> Description of the task: Every line below is to be copied exactly, with the pictures left out.
— BEGIN Data for processing —
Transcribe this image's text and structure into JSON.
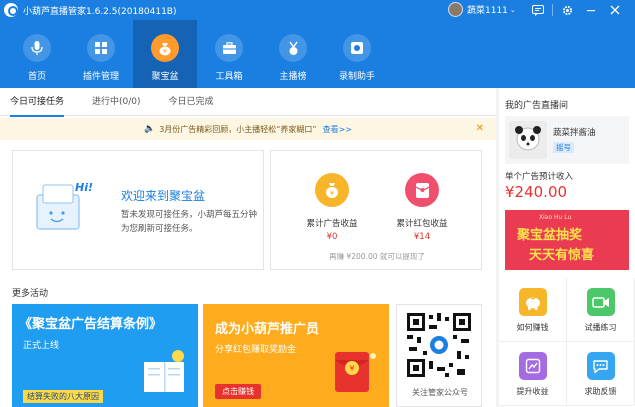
{
  "app": {
    "title": "小葫芦直播管家1.6.2.5(20180411B)",
    "user_name": "蔬菜1111",
    "user_caret": "⌄"
  },
  "titlebar_icons": [
    "chat-icon",
    "gear-icon",
    "minimize-icon",
    "close-icon"
  ],
  "nav": {
    "items": [
      {
        "label": "首页",
        "icon": "microphone-icon"
      },
      {
        "label": "插件管理",
        "icon": "plugin-grid-icon"
      },
      {
        "label": "聚宝盆",
        "icon": "treasure-bag-icon",
        "active": true
      },
      {
        "label": "工具箱",
        "icon": "toolbox-icon"
      },
      {
        "label": "主播榜",
        "icon": "medal-icon"
      },
      {
        "label": "录制助手",
        "icon": "record-icon"
      }
    ],
    "colors": {
      "bar": "#1a7fe0",
      "active": "#1563b5",
      "accent": "#ff9b2c"
    }
  },
  "tabs": [
    {
      "label": "今日可接任务",
      "active": true
    },
    {
      "label": "进行中(0/0)",
      "active": false
    },
    {
      "label": "今日已完成",
      "active": false
    }
  ],
  "notice": {
    "text": "3月份广告精彩回顾，小主播轻松“养家糊口”",
    "link": "查看>>",
    "close": "✕"
  },
  "welcome": {
    "title": "欢迎来到聚宝盆",
    "text": "暂未发现可接任务，小葫芦每五分钟为您刷新可接任务。",
    "hi": "Hi!"
  },
  "income": {
    "ad_label": "累计广告收益",
    "ad_value": "¥0",
    "hongbao_label": "累计红包收益",
    "hongbao_value": "¥14",
    "note": "再赚 ¥200.00 就可以提现了",
    "colors": {
      "ad": "#f7b52a",
      "hongbao": "#f0506e",
      "value": "#e8322d"
    }
  },
  "more": {
    "title": "更多活动",
    "banner1": {
      "title": "《聚宝盆广告结算条例》",
      "sub": "正式上线",
      "tag": "结算失败的八大原因"
    },
    "banner2": {
      "title": "成为小葫芦推广员",
      "sub": "分享红包赚取奖励金",
      "button": "点击赚钱"
    },
    "qr": {
      "label": "关注管家公众号"
    }
  },
  "side": {
    "title": "我的广告直播间",
    "user_name": "蔬菜拌酱油",
    "user_badge": "摇号",
    "income_label": "单个广告预计收入",
    "income_value": "¥240.00",
    "promo": {
      "en": "Xiao Hu Lu",
      "line1": "聚宝盆抽奖",
      "line2": "天天有惊喜"
    }
  },
  "grid": [
    {
      "label": "如何赚钱",
      "icon": "piggy-bank-icon",
      "color": "#f7b52a"
    },
    {
      "label": "试播练习",
      "icon": "video-icon",
      "color": "#4cc86a"
    },
    {
      "label": "提升收益",
      "icon": "trend-icon",
      "color": "#a56be0"
    },
    {
      "label": "求助反馈",
      "icon": "speech-bubble-icon",
      "color": "#36a6f0"
    }
  ]
}
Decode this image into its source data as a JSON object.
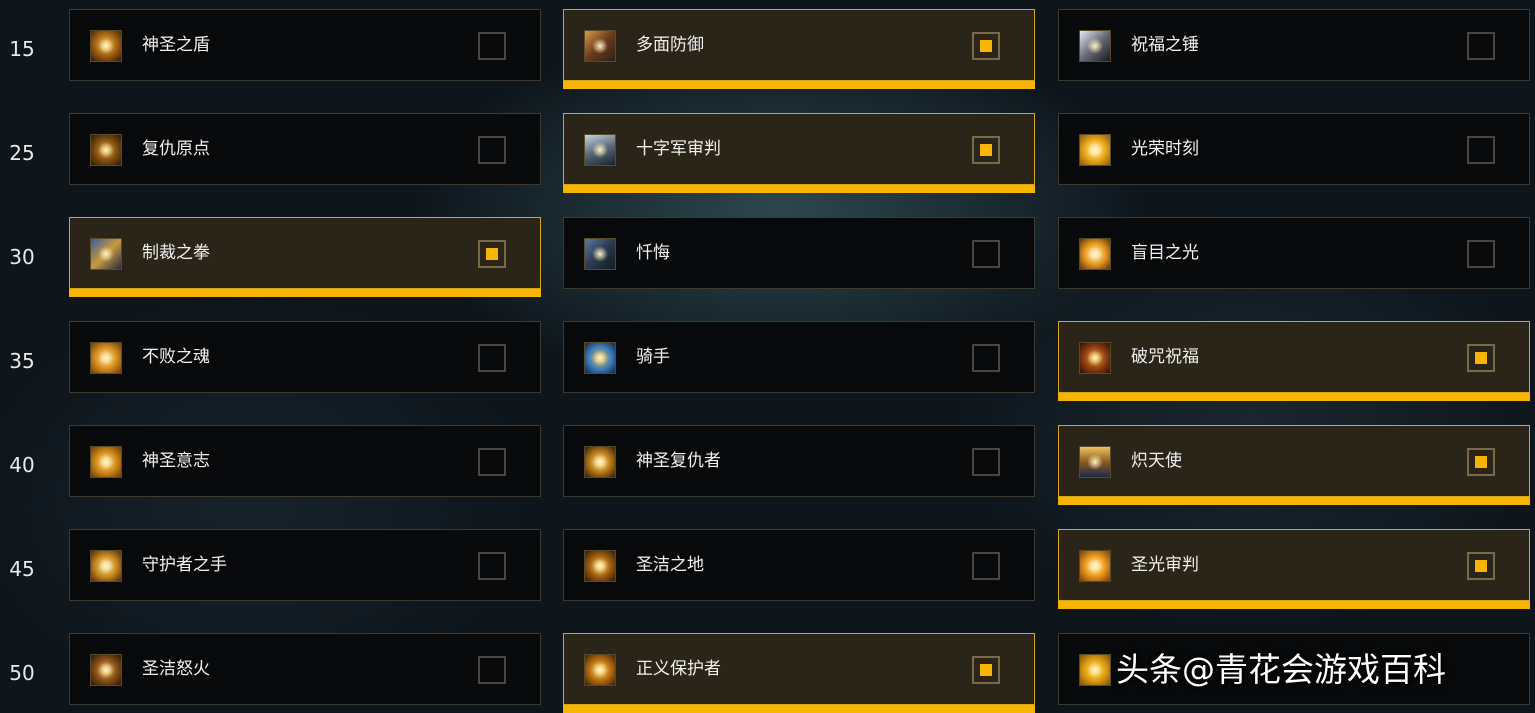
{
  "rows": [
    {
      "level": "15",
      "talents": [
        {
          "name": "神圣之盾",
          "icon": "golden-shield-icon",
          "selected": false
        },
        {
          "name": "多面防御",
          "icon": "dragon-shield-icon",
          "selected": true
        },
        {
          "name": "祝福之锤",
          "icon": "silver-hammer-icon",
          "selected": false
        }
      ]
    },
    {
      "level": "25",
      "talents": [
        {
          "name": "复仇原点",
          "icon": "golden-ring-icon",
          "selected": false
        },
        {
          "name": "十字军审判",
          "icon": "steel-hammer-icon",
          "selected": true
        },
        {
          "name": "光荣时刻",
          "icon": "light-burst-icon",
          "selected": false
        }
      ]
    },
    {
      "level": "30",
      "talents": [
        {
          "name": "制裁之拳",
          "icon": "fist-icon",
          "selected": true
        },
        {
          "name": "忏悔",
          "icon": "armored-knight-icon",
          "selected": false
        },
        {
          "name": "盲目之光",
          "icon": "holy-cross-icon",
          "selected": false
        }
      ]
    },
    {
      "level": "35",
      "talents": [
        {
          "name": "不败之魂",
          "icon": "holy-spirit-icon",
          "selected": false
        },
        {
          "name": "骑手",
          "icon": "cavalier-icon",
          "selected": false
        },
        {
          "name": "破咒祝福",
          "icon": "golden-shield-icon",
          "selected": true
        }
      ]
    },
    {
      "level": "40",
      "talents": [
        {
          "name": "神圣意志",
          "icon": "holy-will-icon",
          "selected": false
        },
        {
          "name": "神圣复仇者",
          "icon": "winged-avenger-icon",
          "selected": false
        },
        {
          "name": "炽天使",
          "icon": "seraphim-icon",
          "selected": true
        }
      ]
    },
    {
      "level": "45",
      "talents": [
        {
          "name": "守护者之手",
          "icon": "guardian-hand-icon",
          "selected": false
        },
        {
          "name": "圣洁之地",
          "icon": "consecrated-ground-icon",
          "selected": false
        },
        {
          "name": "圣光审判",
          "icon": "light-judgment-icon",
          "selected": true
        }
      ]
    },
    {
      "level": "50",
      "talents": [
        {
          "name": "圣洁怒火",
          "icon": "consecrated-wrath-icon",
          "selected": false
        },
        {
          "name": "正义保护者",
          "icon": "righteous-protector-icon",
          "selected": true
        },
        {
          "name": "",
          "icon": "golden-aura-icon",
          "selected": false
        }
      ]
    }
  ],
  "watermark": "头条@青花会游戏百科",
  "colors": {
    "accent": "#f7b400",
    "selected_bg": "#2b2418",
    "tile_bg": "#07090b"
  }
}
— END Data for processing —
> Exercise response:
Transcribe this image's text and structure into JSON.
{
  "app": {
    "title": "小葫芦直播管家1.6.2.5(20180411B)",
    "user_name": "蔬菜1111",
    "user_caret": "⌄"
  },
  "titlebar_icons": [
    "chat-icon",
    "gear-icon",
    "minimize-icon",
    "close-icon"
  ],
  "nav": {
    "items": [
      {
        "label": "首页",
        "icon": "microphone-icon"
      },
      {
        "label": "插件管理",
        "icon": "plugin-grid-icon"
      },
      {
        "label": "聚宝盆",
        "icon": "treasure-bag-icon",
        "active": true
      },
      {
        "label": "工具箱",
        "icon": "toolbox-icon"
      },
      {
        "label": "主播榜",
        "icon": "medal-icon"
      },
      {
        "label": "录制助手",
        "icon": "record-icon"
      }
    ],
    "colors": {
      "bar": "#1a7fe0",
      "active": "#1563b5",
      "accent": "#ff9b2c"
    }
  },
  "tabs": [
    {
      "label": "今日可接任务",
      "active": true
    },
    {
      "label": "进行中(0/0)",
      "active": false
    },
    {
      "label": "今日已完成",
      "active": false
    }
  ],
  "notice": {
    "text": "3月份广告精彩回顾，小主播轻松“养家糊口”",
    "link": "查看>>",
    "close": "✕"
  },
  "welcome": {
    "title": "欢迎来到聚宝盆",
    "text": "暂未发现可接任务，小葫芦每五分钟为您刷新可接任务。",
    "hi": "Hi!"
  },
  "income": {
    "ad_label": "累计广告收益",
    "ad_value": "¥0",
    "hongbao_label": "累计红包收益",
    "hongbao_value": "¥14",
    "note": "再赚 ¥200.00 就可以提现了",
    "colors": {
      "ad": "#f7b52a",
      "hongbao": "#f0506e",
      "value": "#e8322d"
    }
  },
  "more": {
    "title": "更多活动",
    "banner1": {
      "title": "《聚宝盆广告结算条例》",
      "sub": "正式上线",
      "tag": "结算失败的八大原因"
    },
    "banner2": {
      "title": "成为小葫芦推广员",
      "sub": "分享红包赚取奖励金",
      "button": "点击赚钱"
    },
    "qr": {
      "label": "关注管家公众号"
    }
  },
  "side": {
    "title": "我的广告直播间",
    "user_name": "蔬菜拌酱油",
    "user_badge": "摇号",
    "income_label": "单个广告预计收入",
    "income_value": "¥240.00",
    "promo": {
      "en": "Xiao Hu Lu",
      "line1": "聚宝盆抽奖",
      "line2": "天天有惊喜"
    }
  },
  "grid": [
    {
      "label": "如何赚钱",
      "icon": "piggy-bank-icon",
      "color": "#f7b52a"
    },
    {
      "label": "试播练习",
      "icon": "video-icon",
      "color": "#4cc86a"
    },
    {
      "label": "提升收益",
      "icon": "trend-icon",
      "color": "#a56be0"
    },
    {
      "label": "求助反馈",
      "icon": "speech-bubble-icon",
      "color": "#36a6f0"
    }
  ]
}
Decode this image into its source data as a JSON object.
{
  "rows": [
    {
      "level": "15",
      "talents": [
        {
          "name": "神圣之盾",
          "icon": "golden-shield-icon",
          "selected": false
        },
        {
          "name": "多面防御",
          "icon": "dragon-shield-icon",
          "selected": true
        },
        {
          "name": "祝福之锤",
          "icon": "silver-hammer-icon",
          "selected": false
        }
      ]
    },
    {
      "level": "25",
      "talents": [
        {
          "name": "复仇原点",
          "icon": "golden-ring-icon",
          "selected": false
        },
        {
          "name": "十字军审判",
          "icon": "steel-hammer-icon",
          "selected": true
        },
        {
          "name": "光荣时刻",
          "icon": "light-burst-icon",
          "selected": false
        }
      ]
    },
    {
      "level": "30",
      "talents": [
        {
          "name": "制裁之拳",
          "icon": "fist-icon",
          "selected": true
        },
        {
          "name": "忏悔",
          "icon": "armored-knight-icon",
          "selected": false
        },
        {
          "name": "盲目之光",
          "icon": "holy-cross-icon",
          "selected": false
        }
      ]
    },
    {
      "level": "35",
      "talents": [
        {
          "name": "不败之魂",
          "icon": "holy-spirit-icon",
          "selected": false
        },
        {
          "name": "骑手",
          "icon": "cavalier-icon",
          "selected": false
        },
        {
          "name": "破咒祝福",
          "icon": "golden-shield-icon",
          "selected": true
        }
      ]
    },
    {
      "level": "40",
      "talents": [
        {
          "name": "神圣意志",
          "icon": "holy-will-icon",
          "selected": false
        },
        {
          "name": "神圣复仇者",
          "icon": "winged-avenger-icon",
          "selected": false
        },
        {
          "name": "炽天使",
          "icon": "seraphim-icon",
          "selected": true
        }
      ]
    },
    {
      "level": "45",
      "talents": [
        {
          "name": "守护者之手",
          "icon": "guardian-hand-icon",
          "selected": false
        },
        {
          "name": "圣洁之地",
          "icon": "consecrated-ground-icon",
          "selected": false
        },
        {
          "name": "圣光审判",
          "icon": "light-judgment-icon",
          "selected": true
        }
      ]
    },
    {
      "level": "50",
      "talents": [
        {
          "name": "圣洁怒火",
          "icon": "consecrated-wrath-icon",
          "selected": false
        },
        {
          "name": "正义保护者",
          "icon": "righteous-protector-icon",
          "selected": true
        },
        {
          "name": "",
          "icon": "golden-aura-icon",
          "selected": false
        }
      ]
    }
  ],
  "watermark": "头条@青花会游戏百科",
  "colors": {
    "accent": "#f7b400",
    "selected_bg": "#2b2418",
    "tile_bg": "#07090b"
  }
}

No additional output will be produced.